### The problem
Can you transcribe the data exactly? Leave the pictures out.

────────

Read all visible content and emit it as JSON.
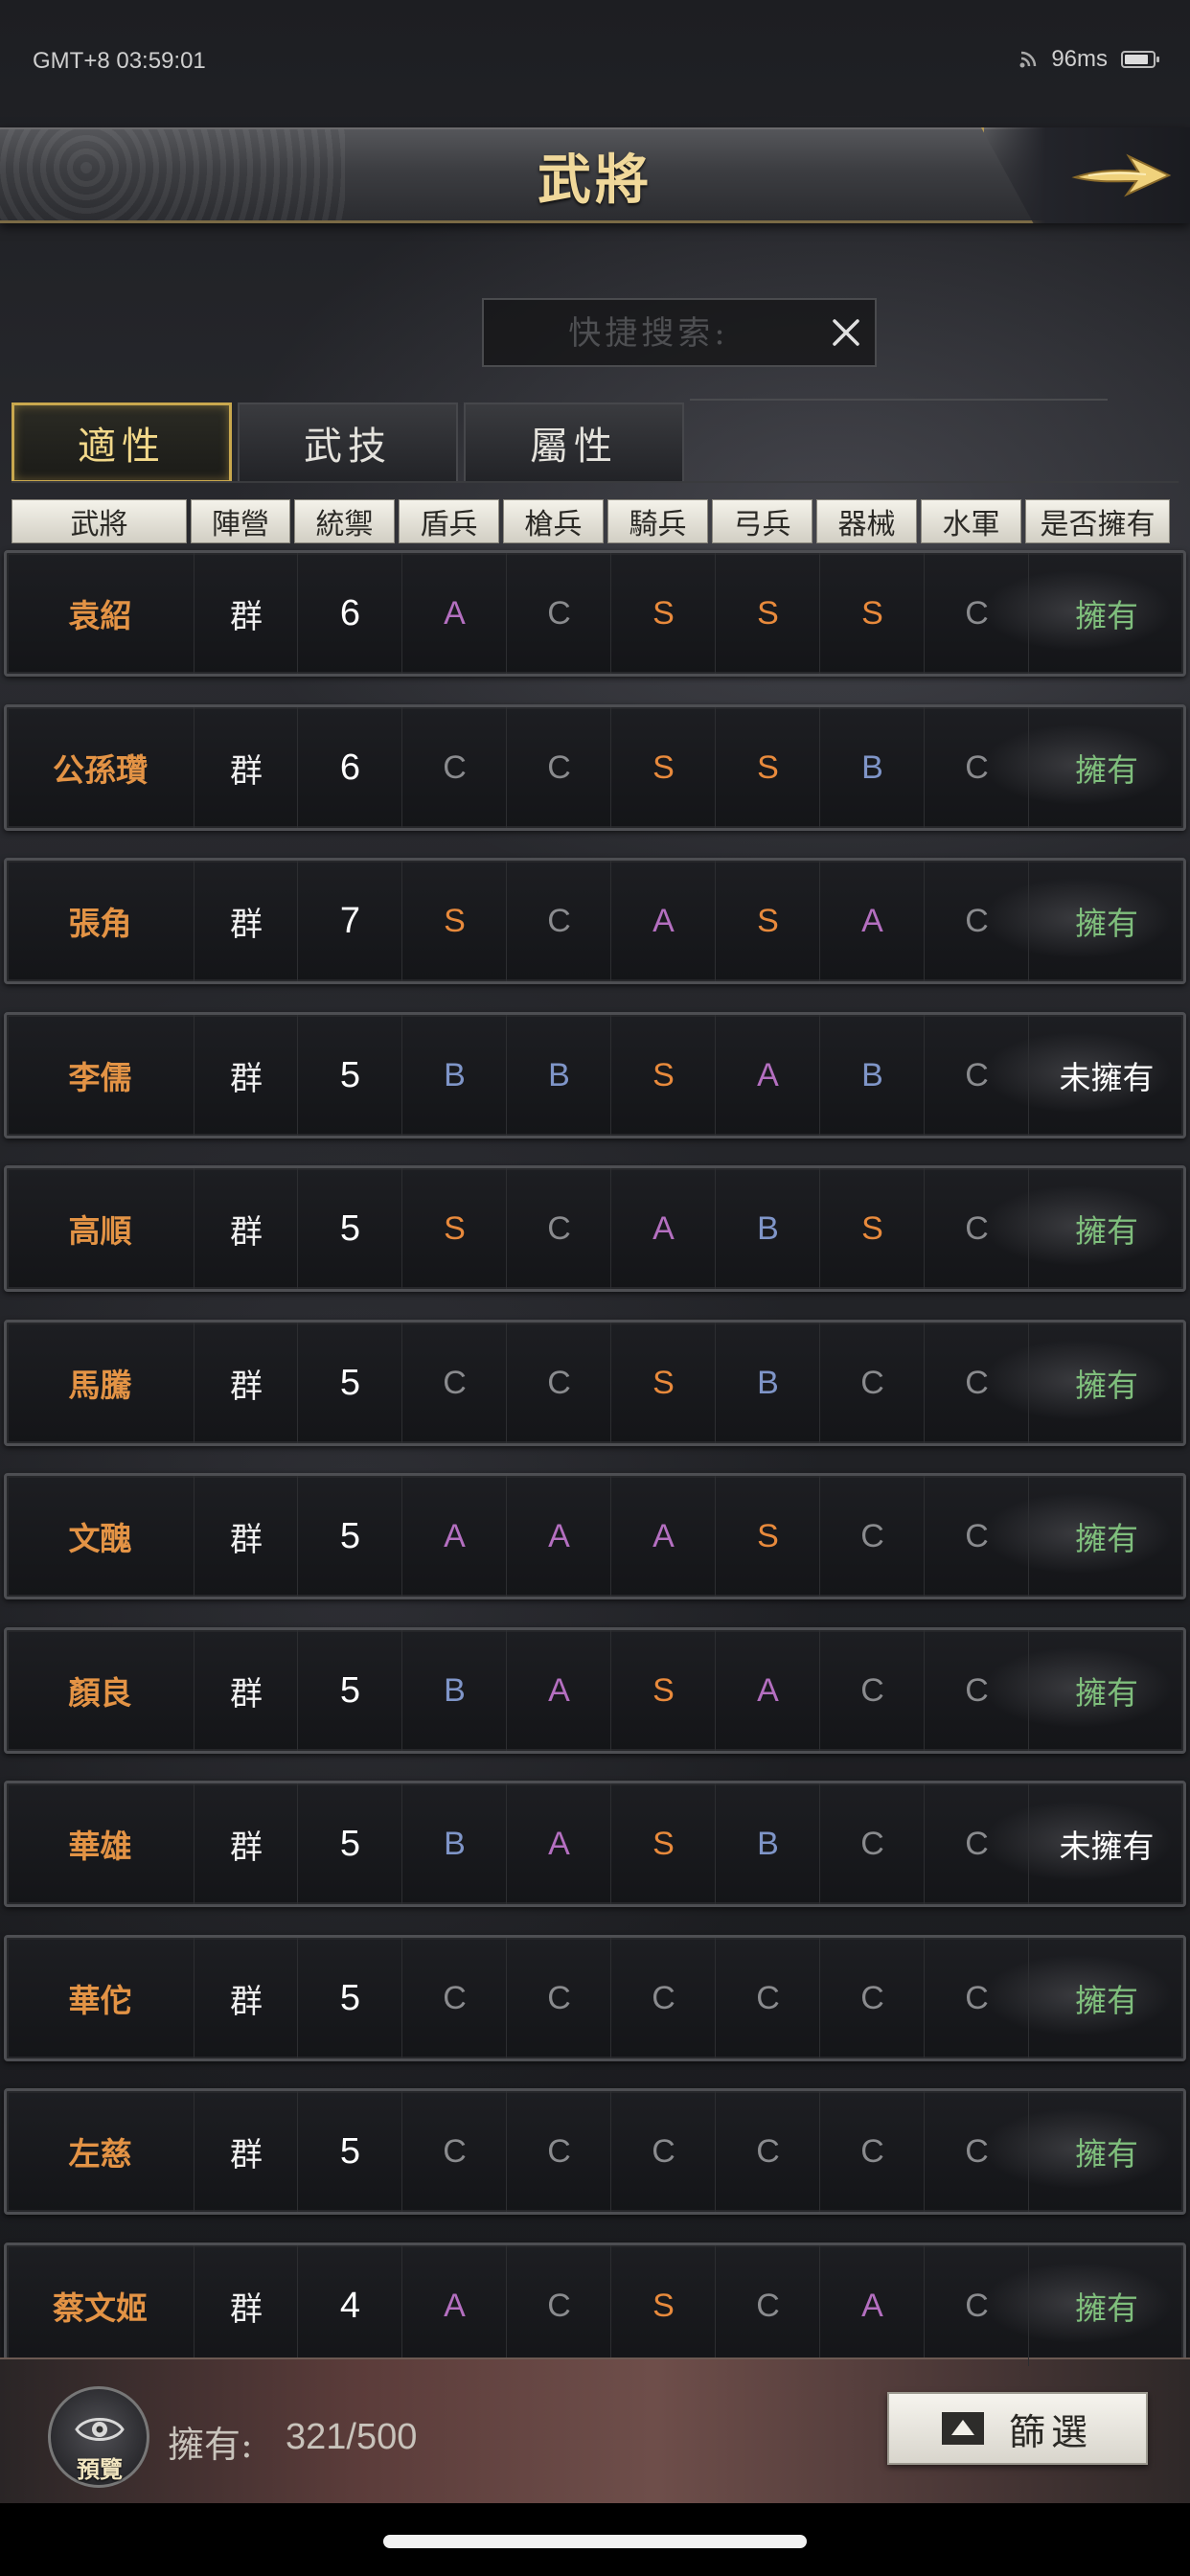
{
  "status_bar": {
    "time": "GMT+8 03:59:01",
    "ping": "96ms"
  },
  "header": {
    "title": "武將"
  },
  "search": {
    "placeholder": "快捷搜索:"
  },
  "tabs": [
    {
      "label": "適性",
      "active": true
    },
    {
      "label": "武技",
      "active": false
    },
    {
      "label": "屬性",
      "active": false
    }
  ],
  "table": {
    "columns": [
      "武將",
      "陣營",
      "統禦",
      "盾兵",
      "槍兵",
      "騎兵",
      "弓兵",
      "器械",
      "水軍",
      "是否擁有"
    ],
    "rows": [
      {
        "name": "袁紹",
        "faction": "群",
        "leadership": "6",
        "shield": "A",
        "spear": "C",
        "cavalry": "S",
        "archer": "S",
        "siege": "S",
        "navy": "C",
        "owned": "擁有"
      },
      {
        "name": "公孫瓚",
        "faction": "群",
        "leadership": "6",
        "shield": "C",
        "spear": "C",
        "cavalry": "S",
        "archer": "S",
        "siege": "B",
        "navy": "C",
        "owned": "擁有"
      },
      {
        "name": "張角",
        "faction": "群",
        "leadership": "7",
        "shield": "S",
        "spear": "C",
        "cavalry": "A",
        "archer": "S",
        "siege": "A",
        "navy": "C",
        "owned": "擁有"
      },
      {
        "name": "李儒",
        "faction": "群",
        "leadership": "5",
        "shield": "B",
        "spear": "B",
        "cavalry": "S",
        "archer": "A",
        "siege": "B",
        "navy": "C",
        "owned": "未擁有"
      },
      {
        "name": "高順",
        "faction": "群",
        "leadership": "5",
        "shield": "S",
        "spear": "C",
        "cavalry": "A",
        "archer": "B",
        "siege": "S",
        "navy": "C",
        "owned": "擁有"
      },
      {
        "name": "馬騰",
        "faction": "群",
        "leadership": "5",
        "shield": "C",
        "spear": "C",
        "cavalry": "S",
        "archer": "B",
        "siege": "C",
        "navy": "C",
        "owned": "擁有"
      },
      {
        "name": "文醜",
        "faction": "群",
        "leadership": "5",
        "shield": "A",
        "spear": "A",
        "cavalry": "A",
        "archer": "S",
        "siege": "C",
        "navy": "C",
        "owned": "擁有"
      },
      {
        "name": "顏良",
        "faction": "群",
        "leadership": "5",
        "shield": "B",
        "spear": "A",
        "cavalry": "S",
        "archer": "A",
        "siege": "C",
        "navy": "C",
        "owned": "擁有"
      },
      {
        "name": "華雄",
        "faction": "群",
        "leadership": "5",
        "shield": "B",
        "spear": "A",
        "cavalry": "S",
        "archer": "B",
        "siege": "C",
        "navy": "C",
        "owned": "未擁有"
      },
      {
        "name": "華佗",
        "faction": "群",
        "leadership": "5",
        "shield": "C",
        "spear": "C",
        "cavalry": "C",
        "archer": "C",
        "siege": "C",
        "navy": "C",
        "owned": "擁有"
      },
      {
        "name": "左慈",
        "faction": "群",
        "leadership": "5",
        "shield": "C",
        "spear": "C",
        "cavalry": "C",
        "archer": "C",
        "siege": "C",
        "navy": "C",
        "owned": "擁有"
      },
      {
        "name": "蔡文姬",
        "faction": "群",
        "leadership": "4",
        "shield": "A",
        "spear": "C",
        "cavalry": "S",
        "archer": "C",
        "siege": "A",
        "navy": "C",
        "owned": "擁有"
      }
    ]
  },
  "footer": {
    "preview_label": "預覽",
    "owned_label": "擁有:",
    "owned_value": "321/500",
    "filter_label": "篩選"
  },
  "colors": {
    "grade_S": "#e88a3c",
    "grade_A": "#b46fc0",
    "grade_B": "#7f95c8",
    "grade_C": "#8a8b8e",
    "name": "#e39345",
    "owned": "#7fbe7c",
    "accent_gold": "#c9a84e"
  }
}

────────

### Reply
Read all visible content and emit it as JSON.
{
  "status_bar": {
    "time": "GMT+8 03:59:01",
    "ping": "96ms"
  },
  "header": {
    "title": "武將"
  },
  "search": {
    "placeholder": "快捷搜索:"
  },
  "tabs": [
    {
      "label": "適性",
      "active": true
    },
    {
      "label": "武技",
      "active": false
    },
    {
      "label": "屬性",
      "active": false
    }
  ],
  "table": {
    "columns": [
      "武將",
      "陣營",
      "統禦",
      "盾兵",
      "槍兵",
      "騎兵",
      "弓兵",
      "器械",
      "水軍",
      "是否擁有"
    ],
    "rows": [
      {
        "name": "袁紹",
        "faction": "群",
        "leadership": "6",
        "shield": "A",
        "spear": "C",
        "cavalry": "S",
        "archer": "S",
        "siege": "S",
        "navy": "C",
        "owned": "擁有"
      },
      {
        "name": "公孫瓚",
        "faction": "群",
        "leadership": "6",
        "shield": "C",
        "spear": "C",
        "cavalry": "S",
        "archer": "S",
        "siege": "B",
        "navy": "C",
        "owned": "擁有"
      },
      {
        "name": "張角",
        "faction": "群",
        "leadership": "7",
        "shield": "S",
        "spear": "C",
        "cavalry": "A",
        "archer": "S",
        "siege": "A",
        "navy": "C",
        "owned": "擁有"
      },
      {
        "name": "李儒",
        "faction": "群",
        "leadership": "5",
        "shield": "B",
        "spear": "B",
        "cavalry": "S",
        "archer": "A",
        "siege": "B",
        "navy": "C",
        "owned": "未擁有"
      },
      {
        "name": "高順",
        "faction": "群",
        "leadership": "5",
        "shield": "S",
        "spear": "C",
        "cavalry": "A",
        "archer": "B",
        "siege": "S",
        "navy": "C",
        "owned": "擁有"
      },
      {
        "name": "馬騰",
        "faction": "群",
        "leadership": "5",
        "shield": "C",
        "spear": "C",
        "cavalry": "S",
        "archer": "B",
        "siege": "C",
        "navy": "C",
        "owned": "擁有"
      },
      {
        "name": "文醜",
        "faction": "群",
        "leadership": "5",
        "shield": "A",
        "spear": "A",
        "cavalry": "A",
        "archer": "S",
        "siege": "C",
        "navy": "C",
        "owned": "擁有"
      },
      {
        "name": "顏良",
        "faction": "群",
        "leadership": "5",
        "shield": "B",
        "spear": "A",
        "cavalry": "S",
        "archer": "A",
        "siege": "C",
        "navy": "C",
        "owned": "擁有"
      },
      {
        "name": "華雄",
        "faction": "群",
        "leadership": "5",
        "shield": "B",
        "spear": "A",
        "cavalry": "S",
        "archer": "B",
        "siege": "C",
        "navy": "C",
        "owned": "未擁有"
      },
      {
        "name": "華佗",
        "faction": "群",
        "leadership": "5",
        "shield": "C",
        "spear": "C",
        "cavalry": "C",
        "archer": "C",
        "siege": "C",
        "navy": "C",
        "owned": "擁有"
      },
      {
        "name": "左慈",
        "faction": "群",
        "leadership": "5",
        "shield": "C",
        "spear": "C",
        "cavalry": "C",
        "archer": "C",
        "siege": "C",
        "navy": "C",
        "owned": "擁有"
      },
      {
        "name": "蔡文姬",
        "faction": "群",
        "leadership": "4",
        "shield": "A",
        "spear": "C",
        "cavalry": "S",
        "archer": "C",
        "siege": "A",
        "navy": "C",
        "owned": "擁有"
      }
    ]
  },
  "footer": {
    "preview_label": "預覽",
    "owned_label": "擁有:",
    "owned_value": "321/500",
    "filter_label": "篩選"
  },
  "colors": {
    "grade_S": "#e88a3c",
    "grade_A": "#b46fc0",
    "grade_B": "#7f95c8",
    "grade_C": "#8a8b8e",
    "name": "#e39345",
    "owned": "#7fbe7c",
    "accent_gold": "#c9a84e"
  }
}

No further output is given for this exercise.